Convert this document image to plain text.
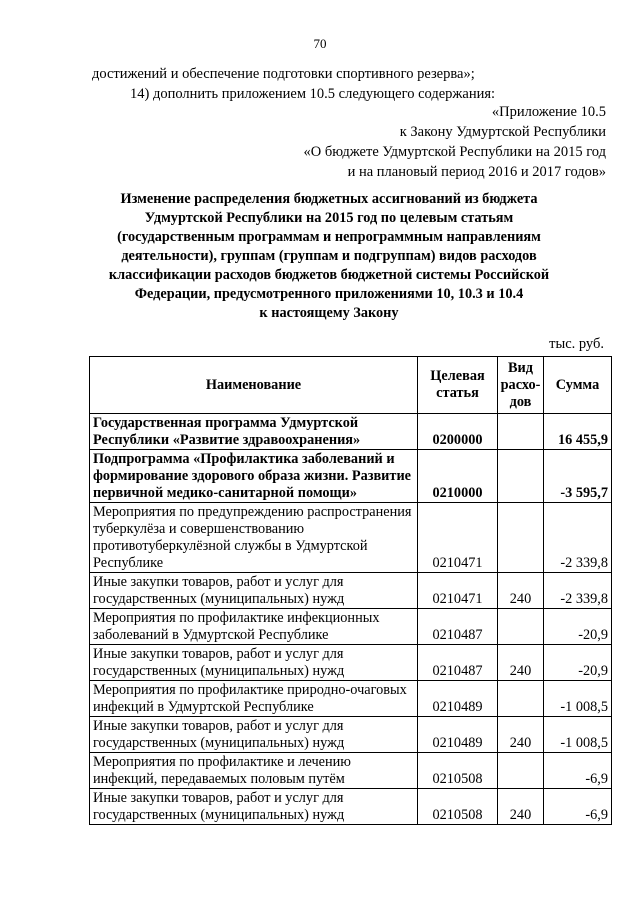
70
достижений и обеспечение подготовки спортивного резерва»;
14) дополнить приложением 10.5 следующего содержания:
«Приложение 10.5
к Закону Удмуртской Республики
«О бюджете Удмуртской Республики на 2015 год
и на плановый период 2016 и 2017 годов»
Изменение распределения бюджетных ассигнований из бюджета
Удмуртской Республики на 2015 год по целевым статьям
(государственным программам и непрограммным направлениям
деятельности), группам (группам и подгруппам) видов расходов
классификации расходов бюджетов бюджетной системы Российской
Федерации, предусмотренного приложениями 10, 10.3 и 10.4
к настоящему Закону
тыс. руб.
Наименование	Целевая статья	Вид расхо-дов	Сумма
Государственная программа Удмуртской Республики «Развитие здравоохранения»	0200000		16 455,9
Подпрограмма «Профилактика заболеваний и формирование здорового образа жизни. Развитие первичной медико-санитарной помощи»	0210000		-3 595,7
Мероприятия по предупреждению распространения туберкулёза и совершенствованию противотуберкулёзной службы в Удмуртской Республике	0210471		-2 339,8
Иные закупки товаров, работ и услуг для государственных (муниципальных) нужд	0210471	240	-2 339,8
Мероприятия по профилактике инфекционных заболеваний в Удмуртской Республике	0210487		-20,9
Иные закупки товаров, работ и услуг для государственных (муниципальных) нужд	0210487	240	-20,9
Мероприятия по профилактике природно-очаговых инфекций в Удмуртской Республике	0210489		-1 008,5
Иные закупки товаров, работ и услуг для государственных (муниципальных) нужд	0210489	240	-1 008,5
Мероприятия по профилактике и лечению инфекций, передаваемых половым путём	0210508		-6,9
Иные закупки товаров, работ и услуг для государственных (муниципальных) нужд	0210508	240	-6,9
--*--
Short exercise >>
Count how many lines above include the word "профилактике" and answer with that figure only.

Exercise answer >>
3